Examine the records and identify each line that includes the string "name". Copy those lines.
● ● ●
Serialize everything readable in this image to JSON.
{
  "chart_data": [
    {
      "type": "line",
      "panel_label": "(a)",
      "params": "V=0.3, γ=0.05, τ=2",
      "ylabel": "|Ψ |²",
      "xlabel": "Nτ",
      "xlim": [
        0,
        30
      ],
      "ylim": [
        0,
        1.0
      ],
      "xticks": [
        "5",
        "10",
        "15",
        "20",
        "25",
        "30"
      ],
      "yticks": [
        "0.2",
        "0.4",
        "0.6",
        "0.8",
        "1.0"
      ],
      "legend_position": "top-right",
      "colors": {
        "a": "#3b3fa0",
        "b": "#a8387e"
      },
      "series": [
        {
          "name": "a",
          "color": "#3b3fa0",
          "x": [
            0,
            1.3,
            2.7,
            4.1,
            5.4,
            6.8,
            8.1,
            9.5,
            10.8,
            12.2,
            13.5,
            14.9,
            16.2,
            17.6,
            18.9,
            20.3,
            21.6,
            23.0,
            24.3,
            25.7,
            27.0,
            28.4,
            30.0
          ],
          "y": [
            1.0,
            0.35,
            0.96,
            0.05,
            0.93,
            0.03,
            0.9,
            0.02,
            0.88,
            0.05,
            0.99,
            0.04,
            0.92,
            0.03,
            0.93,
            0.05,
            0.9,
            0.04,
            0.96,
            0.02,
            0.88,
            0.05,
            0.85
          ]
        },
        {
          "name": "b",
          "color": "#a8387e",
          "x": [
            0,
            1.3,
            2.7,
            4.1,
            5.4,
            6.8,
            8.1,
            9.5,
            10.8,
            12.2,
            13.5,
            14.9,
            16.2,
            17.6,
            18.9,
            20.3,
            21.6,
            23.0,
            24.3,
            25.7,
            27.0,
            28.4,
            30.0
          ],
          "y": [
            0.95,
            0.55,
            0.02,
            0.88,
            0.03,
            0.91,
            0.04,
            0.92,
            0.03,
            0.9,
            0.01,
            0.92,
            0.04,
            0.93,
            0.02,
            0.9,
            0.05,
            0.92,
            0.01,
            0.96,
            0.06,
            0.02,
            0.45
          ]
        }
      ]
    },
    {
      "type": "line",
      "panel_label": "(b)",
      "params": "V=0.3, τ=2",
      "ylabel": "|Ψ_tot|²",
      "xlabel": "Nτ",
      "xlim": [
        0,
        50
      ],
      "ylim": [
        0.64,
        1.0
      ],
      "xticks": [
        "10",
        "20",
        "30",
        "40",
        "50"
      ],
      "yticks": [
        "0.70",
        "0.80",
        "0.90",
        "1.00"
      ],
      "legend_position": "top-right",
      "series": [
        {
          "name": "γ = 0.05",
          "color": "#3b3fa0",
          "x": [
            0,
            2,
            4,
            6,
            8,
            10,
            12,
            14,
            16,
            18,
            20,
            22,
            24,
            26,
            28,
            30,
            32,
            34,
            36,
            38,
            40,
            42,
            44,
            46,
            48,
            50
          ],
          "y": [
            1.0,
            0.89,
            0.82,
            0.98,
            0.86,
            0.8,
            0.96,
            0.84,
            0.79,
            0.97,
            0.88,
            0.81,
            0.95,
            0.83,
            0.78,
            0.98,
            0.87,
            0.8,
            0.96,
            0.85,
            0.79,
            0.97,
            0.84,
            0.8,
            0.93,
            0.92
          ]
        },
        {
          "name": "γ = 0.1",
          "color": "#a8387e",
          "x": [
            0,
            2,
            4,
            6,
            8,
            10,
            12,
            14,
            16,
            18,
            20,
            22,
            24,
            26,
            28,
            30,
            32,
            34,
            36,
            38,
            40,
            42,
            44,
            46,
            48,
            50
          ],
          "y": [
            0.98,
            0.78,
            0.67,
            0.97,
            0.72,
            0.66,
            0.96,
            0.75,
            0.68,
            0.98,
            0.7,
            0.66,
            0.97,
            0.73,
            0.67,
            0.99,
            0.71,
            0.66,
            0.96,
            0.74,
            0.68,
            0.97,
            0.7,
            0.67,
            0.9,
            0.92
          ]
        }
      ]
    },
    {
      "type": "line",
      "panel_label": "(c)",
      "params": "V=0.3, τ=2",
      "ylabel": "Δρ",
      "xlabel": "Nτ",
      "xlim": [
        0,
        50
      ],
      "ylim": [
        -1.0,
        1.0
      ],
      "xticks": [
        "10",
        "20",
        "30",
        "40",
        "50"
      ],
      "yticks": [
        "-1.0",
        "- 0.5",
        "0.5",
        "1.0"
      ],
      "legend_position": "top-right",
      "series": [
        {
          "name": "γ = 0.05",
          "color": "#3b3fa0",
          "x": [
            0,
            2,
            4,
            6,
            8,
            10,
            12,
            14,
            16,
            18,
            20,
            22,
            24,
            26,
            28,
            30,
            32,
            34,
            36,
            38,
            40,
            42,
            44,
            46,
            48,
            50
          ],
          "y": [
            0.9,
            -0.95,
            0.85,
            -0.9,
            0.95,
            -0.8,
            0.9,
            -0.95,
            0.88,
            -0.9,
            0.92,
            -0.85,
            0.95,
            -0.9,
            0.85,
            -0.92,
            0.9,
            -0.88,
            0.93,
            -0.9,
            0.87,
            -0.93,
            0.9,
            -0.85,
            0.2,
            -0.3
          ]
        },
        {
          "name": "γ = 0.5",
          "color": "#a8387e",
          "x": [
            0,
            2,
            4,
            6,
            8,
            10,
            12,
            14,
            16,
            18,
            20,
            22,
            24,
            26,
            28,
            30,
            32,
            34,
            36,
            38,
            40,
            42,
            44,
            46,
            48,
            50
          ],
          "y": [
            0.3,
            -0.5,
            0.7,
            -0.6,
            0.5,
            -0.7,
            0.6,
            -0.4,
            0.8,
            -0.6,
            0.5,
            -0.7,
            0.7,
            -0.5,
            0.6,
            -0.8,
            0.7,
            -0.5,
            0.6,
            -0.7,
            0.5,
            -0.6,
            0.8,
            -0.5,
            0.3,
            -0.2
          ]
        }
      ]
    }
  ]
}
● ● ●
SOLUTION FOR THIS TASK:
          "name": "a",
          "name": "b",
          "name": "γ = 0.05",
          "name": "γ = 0.1",
          "name": "γ = 0.05",
          "name": "γ = 0.5",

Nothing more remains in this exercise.